### WRITTEN PROBLEM
Find each line in the records that contains the string "plan", and copy those lines in full.

=== SUPPLIED DATA ===

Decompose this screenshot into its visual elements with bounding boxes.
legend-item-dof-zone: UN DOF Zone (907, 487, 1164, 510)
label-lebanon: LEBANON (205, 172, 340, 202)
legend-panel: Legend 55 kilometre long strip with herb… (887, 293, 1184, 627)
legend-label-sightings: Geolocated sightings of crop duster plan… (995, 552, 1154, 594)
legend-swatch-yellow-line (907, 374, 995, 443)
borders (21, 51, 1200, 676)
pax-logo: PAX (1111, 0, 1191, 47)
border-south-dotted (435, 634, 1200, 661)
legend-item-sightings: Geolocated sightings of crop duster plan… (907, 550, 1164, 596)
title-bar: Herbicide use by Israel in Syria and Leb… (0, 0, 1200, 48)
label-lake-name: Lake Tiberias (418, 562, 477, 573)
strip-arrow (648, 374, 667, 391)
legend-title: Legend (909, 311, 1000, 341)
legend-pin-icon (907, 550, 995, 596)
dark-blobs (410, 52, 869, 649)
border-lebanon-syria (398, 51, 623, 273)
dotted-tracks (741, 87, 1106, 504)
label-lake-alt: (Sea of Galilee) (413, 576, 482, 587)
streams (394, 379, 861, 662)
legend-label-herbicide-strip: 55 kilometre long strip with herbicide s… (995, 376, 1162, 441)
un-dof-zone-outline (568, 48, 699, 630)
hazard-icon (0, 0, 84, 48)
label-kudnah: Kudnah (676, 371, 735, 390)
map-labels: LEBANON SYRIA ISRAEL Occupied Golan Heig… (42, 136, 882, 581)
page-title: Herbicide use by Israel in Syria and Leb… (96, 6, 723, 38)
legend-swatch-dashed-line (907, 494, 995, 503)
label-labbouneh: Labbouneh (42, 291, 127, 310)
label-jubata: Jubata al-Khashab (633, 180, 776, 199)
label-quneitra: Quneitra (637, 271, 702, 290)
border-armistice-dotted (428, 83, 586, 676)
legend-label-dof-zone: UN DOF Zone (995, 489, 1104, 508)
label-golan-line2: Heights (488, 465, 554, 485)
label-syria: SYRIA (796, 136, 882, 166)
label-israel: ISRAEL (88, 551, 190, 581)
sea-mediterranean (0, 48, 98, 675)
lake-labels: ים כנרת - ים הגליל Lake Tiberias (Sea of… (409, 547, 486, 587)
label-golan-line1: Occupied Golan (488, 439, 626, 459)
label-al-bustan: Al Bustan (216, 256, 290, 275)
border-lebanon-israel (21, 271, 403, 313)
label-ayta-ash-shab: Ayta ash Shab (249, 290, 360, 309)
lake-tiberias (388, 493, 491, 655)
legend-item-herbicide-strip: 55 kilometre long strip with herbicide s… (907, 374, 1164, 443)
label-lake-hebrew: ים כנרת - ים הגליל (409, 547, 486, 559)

===

### WORKED ANSWER
legend-label-sightings: Geolocated sightings of crop duster plan… (995, 552, 1154, 594)
legend-item-sightings: Geolocated sightings of crop duster plan… (907, 550, 1164, 596)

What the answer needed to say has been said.